### Directive
Check each line of the listing, and copy it if it contains the word "환영합니다".

### Excerpted data
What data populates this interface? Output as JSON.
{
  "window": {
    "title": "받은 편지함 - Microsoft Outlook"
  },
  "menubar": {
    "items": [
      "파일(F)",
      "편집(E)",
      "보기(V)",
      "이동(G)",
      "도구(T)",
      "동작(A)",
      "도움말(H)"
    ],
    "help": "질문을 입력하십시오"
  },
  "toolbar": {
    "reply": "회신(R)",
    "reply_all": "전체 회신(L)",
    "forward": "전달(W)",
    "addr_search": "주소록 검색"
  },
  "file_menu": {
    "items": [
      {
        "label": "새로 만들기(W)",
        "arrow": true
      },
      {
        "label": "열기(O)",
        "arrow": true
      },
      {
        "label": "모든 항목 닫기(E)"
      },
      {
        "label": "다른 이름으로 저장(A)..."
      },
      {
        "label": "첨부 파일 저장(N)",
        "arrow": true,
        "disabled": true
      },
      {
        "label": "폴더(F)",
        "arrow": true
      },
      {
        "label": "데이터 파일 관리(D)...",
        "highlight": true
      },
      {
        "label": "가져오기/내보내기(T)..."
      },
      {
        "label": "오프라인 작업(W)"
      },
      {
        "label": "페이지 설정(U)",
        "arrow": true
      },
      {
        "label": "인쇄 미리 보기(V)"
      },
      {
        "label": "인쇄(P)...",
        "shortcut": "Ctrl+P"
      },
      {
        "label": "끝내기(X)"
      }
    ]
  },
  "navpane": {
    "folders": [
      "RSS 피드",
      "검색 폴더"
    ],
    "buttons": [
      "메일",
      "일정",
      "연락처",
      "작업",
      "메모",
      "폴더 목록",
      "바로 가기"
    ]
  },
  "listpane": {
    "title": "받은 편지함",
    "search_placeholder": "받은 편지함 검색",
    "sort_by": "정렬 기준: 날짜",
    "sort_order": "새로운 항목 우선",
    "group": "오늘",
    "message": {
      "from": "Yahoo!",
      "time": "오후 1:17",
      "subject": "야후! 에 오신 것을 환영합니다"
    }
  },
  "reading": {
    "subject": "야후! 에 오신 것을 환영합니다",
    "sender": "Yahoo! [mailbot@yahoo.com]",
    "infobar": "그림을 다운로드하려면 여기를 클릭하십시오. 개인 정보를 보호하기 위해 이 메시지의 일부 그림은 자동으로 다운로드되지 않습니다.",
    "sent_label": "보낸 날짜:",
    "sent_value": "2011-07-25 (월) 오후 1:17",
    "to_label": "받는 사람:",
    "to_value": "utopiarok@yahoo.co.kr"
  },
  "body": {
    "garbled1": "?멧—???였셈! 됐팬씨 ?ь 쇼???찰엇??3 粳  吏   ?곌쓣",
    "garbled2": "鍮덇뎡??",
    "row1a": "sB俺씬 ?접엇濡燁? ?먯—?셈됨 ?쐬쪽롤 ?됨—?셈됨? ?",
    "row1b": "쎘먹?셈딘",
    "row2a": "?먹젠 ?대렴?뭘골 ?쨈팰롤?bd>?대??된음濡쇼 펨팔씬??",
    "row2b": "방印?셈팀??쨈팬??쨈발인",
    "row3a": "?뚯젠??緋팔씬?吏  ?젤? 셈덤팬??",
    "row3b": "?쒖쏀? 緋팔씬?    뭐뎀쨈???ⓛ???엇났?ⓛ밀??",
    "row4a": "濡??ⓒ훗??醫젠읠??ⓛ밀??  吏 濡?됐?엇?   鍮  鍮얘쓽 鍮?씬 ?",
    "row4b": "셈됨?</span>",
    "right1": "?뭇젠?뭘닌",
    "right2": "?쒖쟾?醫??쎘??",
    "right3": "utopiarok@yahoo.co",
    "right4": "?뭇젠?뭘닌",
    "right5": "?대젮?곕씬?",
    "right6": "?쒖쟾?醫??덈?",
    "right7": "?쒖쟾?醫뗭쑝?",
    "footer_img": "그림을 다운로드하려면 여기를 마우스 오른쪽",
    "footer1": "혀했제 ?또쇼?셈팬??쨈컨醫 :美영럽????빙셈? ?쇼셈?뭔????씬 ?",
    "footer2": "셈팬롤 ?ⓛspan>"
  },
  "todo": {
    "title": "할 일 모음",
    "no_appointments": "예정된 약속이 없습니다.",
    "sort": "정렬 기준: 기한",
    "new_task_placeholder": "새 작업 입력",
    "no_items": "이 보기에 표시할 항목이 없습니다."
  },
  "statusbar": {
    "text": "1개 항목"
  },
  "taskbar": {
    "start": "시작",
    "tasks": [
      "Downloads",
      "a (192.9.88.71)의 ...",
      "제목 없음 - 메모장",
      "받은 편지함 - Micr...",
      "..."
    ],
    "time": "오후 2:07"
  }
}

### Solution to the exercise
      "subject": "야후! 에 오신 것을 환영합니다"
    "subject": "야후! 에 오신 것을 환영합니다",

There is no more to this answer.